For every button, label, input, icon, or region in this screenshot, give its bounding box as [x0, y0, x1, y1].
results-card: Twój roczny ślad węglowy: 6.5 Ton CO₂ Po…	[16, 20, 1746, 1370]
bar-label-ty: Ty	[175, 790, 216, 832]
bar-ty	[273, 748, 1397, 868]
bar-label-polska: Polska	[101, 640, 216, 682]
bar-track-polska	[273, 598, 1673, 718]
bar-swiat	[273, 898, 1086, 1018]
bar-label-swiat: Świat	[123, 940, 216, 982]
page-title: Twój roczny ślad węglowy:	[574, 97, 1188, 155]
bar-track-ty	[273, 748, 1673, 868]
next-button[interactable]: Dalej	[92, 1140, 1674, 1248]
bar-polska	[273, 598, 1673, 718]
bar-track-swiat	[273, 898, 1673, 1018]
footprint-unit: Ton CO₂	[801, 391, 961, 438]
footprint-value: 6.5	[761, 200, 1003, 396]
##########
Reproduce everything from the start of the records down to the line containing "page-title: Twój roczny", switching "results-card" to "summary-card" and leaving all else unchanged.

For every button, label, input, icon, or region in this screenshot, give its bounding box as [x0, y0, x1, y1].
summary-card: Twój roczny ślad węglowy: 6.5 Ton CO₂ Po…	[16, 20, 1746, 1370]
bar-label-ty: Ty	[175, 790, 216, 832]
bar-ty	[273, 748, 1397, 868]
bar-label-polska: Polska	[101, 640, 216, 682]
bar-track-polska	[273, 598, 1673, 718]
bar-swiat	[273, 898, 1086, 1018]
bar-label-swiat: Świat	[123, 940, 216, 982]
page-title: Twój roczny ślad węglowy:	[574, 97, 1188, 155]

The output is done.